*** TASK INPUT ***

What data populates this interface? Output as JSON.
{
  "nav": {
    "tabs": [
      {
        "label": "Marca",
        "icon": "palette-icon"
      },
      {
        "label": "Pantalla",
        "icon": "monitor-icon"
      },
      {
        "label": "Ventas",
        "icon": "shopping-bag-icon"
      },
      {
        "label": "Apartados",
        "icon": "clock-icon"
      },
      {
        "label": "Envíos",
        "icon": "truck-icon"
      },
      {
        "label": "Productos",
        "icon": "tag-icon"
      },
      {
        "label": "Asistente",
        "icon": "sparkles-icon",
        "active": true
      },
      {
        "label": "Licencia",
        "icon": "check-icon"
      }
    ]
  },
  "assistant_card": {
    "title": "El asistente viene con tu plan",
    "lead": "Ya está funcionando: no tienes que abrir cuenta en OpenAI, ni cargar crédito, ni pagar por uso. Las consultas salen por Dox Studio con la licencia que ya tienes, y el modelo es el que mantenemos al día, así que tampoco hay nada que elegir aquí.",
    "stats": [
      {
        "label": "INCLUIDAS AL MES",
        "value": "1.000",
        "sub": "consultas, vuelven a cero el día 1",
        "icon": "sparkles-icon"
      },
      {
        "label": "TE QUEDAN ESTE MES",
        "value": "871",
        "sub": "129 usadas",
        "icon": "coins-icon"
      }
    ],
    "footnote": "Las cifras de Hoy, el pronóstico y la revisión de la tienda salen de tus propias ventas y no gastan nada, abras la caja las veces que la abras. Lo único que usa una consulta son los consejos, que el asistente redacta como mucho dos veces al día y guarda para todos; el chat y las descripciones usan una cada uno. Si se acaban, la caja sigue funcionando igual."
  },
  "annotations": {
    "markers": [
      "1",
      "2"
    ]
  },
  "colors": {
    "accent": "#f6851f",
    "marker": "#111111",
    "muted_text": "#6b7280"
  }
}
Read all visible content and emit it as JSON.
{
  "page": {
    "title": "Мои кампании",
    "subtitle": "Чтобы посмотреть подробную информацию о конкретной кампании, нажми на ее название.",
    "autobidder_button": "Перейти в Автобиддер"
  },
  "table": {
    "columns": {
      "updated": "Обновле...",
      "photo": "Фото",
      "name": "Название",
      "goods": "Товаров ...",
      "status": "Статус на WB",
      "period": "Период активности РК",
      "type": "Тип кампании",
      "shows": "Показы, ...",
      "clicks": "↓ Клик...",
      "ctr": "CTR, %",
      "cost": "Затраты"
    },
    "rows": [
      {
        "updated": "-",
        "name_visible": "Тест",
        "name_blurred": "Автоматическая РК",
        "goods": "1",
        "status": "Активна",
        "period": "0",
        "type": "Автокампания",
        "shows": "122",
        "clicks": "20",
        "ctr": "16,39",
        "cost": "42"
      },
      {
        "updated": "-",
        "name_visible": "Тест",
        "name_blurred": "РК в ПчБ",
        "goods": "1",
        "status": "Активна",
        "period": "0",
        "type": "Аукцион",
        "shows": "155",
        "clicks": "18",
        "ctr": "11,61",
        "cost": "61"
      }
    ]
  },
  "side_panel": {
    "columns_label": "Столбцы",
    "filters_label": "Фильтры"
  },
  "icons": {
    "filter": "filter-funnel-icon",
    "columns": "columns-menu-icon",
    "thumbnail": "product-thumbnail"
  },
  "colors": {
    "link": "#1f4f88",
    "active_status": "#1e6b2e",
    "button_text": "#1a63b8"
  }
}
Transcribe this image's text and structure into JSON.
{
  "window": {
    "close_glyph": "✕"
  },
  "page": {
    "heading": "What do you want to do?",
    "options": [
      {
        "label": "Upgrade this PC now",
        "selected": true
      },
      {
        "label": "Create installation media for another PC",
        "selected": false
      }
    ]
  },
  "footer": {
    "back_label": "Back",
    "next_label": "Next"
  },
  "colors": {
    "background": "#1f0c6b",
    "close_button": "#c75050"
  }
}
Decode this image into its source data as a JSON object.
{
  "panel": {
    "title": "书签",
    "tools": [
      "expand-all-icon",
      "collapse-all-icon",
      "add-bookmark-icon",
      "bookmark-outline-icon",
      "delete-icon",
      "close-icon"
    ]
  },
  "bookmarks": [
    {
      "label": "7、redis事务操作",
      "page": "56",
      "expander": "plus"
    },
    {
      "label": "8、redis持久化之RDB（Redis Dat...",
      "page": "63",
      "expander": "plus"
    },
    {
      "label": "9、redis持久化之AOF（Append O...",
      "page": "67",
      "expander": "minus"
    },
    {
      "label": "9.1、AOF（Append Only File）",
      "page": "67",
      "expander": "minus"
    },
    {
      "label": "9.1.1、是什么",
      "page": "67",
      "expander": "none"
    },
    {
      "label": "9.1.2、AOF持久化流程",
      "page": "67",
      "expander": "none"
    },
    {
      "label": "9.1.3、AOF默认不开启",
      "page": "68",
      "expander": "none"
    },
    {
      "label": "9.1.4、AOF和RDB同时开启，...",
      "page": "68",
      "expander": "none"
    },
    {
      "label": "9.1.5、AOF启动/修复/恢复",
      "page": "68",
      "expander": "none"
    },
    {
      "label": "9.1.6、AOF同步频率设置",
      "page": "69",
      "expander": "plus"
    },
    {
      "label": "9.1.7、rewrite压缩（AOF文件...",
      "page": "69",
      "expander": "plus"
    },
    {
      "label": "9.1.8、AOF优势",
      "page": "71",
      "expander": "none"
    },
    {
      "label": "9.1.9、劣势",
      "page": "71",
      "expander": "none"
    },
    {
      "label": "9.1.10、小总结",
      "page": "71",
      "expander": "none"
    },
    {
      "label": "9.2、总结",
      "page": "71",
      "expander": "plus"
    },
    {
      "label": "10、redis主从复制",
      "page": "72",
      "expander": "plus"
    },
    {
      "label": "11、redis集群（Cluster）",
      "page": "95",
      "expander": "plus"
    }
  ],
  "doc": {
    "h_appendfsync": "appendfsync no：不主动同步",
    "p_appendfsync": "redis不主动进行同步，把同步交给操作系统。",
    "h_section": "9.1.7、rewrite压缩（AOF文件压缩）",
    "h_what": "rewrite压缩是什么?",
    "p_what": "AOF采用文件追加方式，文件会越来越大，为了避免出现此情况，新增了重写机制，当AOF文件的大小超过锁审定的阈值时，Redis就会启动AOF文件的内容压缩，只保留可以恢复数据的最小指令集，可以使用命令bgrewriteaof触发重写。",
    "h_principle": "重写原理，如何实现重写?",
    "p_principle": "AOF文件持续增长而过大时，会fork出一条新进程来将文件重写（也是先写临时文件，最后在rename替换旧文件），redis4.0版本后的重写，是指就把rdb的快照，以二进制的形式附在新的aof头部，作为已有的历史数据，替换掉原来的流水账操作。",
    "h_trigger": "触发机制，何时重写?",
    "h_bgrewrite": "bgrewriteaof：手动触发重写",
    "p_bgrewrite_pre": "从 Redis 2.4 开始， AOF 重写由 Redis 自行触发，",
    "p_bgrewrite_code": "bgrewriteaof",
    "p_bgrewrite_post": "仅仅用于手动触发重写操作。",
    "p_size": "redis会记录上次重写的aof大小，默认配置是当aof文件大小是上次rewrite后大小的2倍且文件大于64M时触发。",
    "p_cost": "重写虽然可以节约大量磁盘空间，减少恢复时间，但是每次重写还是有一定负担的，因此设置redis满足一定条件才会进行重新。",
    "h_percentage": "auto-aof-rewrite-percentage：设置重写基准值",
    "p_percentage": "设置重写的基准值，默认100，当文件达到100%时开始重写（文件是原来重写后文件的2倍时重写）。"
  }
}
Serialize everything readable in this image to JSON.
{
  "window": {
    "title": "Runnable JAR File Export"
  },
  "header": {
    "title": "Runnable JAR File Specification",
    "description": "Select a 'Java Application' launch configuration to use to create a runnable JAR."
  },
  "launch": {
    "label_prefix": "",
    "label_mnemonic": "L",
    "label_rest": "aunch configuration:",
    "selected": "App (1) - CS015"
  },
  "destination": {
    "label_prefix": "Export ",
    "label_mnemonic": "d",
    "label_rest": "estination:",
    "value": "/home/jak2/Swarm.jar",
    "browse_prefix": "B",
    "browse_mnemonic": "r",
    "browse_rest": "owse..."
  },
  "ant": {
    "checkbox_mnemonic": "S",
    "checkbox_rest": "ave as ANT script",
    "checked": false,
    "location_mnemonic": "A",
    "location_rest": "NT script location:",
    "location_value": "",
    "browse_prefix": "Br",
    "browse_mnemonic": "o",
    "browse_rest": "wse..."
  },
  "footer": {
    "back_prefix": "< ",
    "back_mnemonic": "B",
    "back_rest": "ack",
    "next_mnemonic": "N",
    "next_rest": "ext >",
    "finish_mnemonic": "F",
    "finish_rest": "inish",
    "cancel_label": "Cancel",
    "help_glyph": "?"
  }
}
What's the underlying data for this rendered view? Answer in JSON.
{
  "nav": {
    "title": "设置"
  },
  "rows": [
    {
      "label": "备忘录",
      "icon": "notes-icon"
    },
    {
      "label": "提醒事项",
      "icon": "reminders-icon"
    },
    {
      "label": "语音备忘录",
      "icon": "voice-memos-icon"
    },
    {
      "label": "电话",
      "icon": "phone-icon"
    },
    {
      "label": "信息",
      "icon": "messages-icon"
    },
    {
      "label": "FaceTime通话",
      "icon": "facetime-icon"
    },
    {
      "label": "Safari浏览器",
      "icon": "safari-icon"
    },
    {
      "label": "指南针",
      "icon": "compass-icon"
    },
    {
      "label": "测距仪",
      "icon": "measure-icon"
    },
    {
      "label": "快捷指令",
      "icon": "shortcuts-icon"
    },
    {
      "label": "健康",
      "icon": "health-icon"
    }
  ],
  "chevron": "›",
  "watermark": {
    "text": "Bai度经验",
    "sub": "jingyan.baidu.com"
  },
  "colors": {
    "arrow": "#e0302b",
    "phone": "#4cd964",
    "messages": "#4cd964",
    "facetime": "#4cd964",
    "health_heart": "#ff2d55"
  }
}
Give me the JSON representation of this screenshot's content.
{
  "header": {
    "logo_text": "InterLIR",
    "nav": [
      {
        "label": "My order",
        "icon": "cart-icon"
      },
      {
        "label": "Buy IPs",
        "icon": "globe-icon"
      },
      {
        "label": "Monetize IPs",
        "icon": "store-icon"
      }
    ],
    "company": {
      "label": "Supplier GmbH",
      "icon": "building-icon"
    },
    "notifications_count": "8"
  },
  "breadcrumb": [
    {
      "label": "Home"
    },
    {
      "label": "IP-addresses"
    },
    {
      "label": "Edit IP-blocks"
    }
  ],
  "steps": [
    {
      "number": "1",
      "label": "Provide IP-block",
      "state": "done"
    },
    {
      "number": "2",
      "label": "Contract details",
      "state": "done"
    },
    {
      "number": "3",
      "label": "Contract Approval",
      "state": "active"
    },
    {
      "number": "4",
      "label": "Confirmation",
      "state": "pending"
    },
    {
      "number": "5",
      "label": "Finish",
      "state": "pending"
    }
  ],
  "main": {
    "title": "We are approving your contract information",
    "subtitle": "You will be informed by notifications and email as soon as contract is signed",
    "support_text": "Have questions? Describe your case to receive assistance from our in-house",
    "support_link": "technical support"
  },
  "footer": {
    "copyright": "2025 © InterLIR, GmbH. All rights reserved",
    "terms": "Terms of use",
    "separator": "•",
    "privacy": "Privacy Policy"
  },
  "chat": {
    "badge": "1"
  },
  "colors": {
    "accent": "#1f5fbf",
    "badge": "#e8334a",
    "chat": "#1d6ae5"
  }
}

***

-- STATED GOAL --
Gather all the lines that include the word "JSON" and copy them out.

-- REPLY --
What data populates this interface? Output as JSON.
Read all visible content and emit it as JSON.
Transcribe this image's text and structure into JSON.
Decode this image into its source data as a JSON object.
Serialize everything readable in this image to JSON.
What's the underlying data for this rendered view? Answer in JSON.
Give me the JSON representation of this screenshot's content.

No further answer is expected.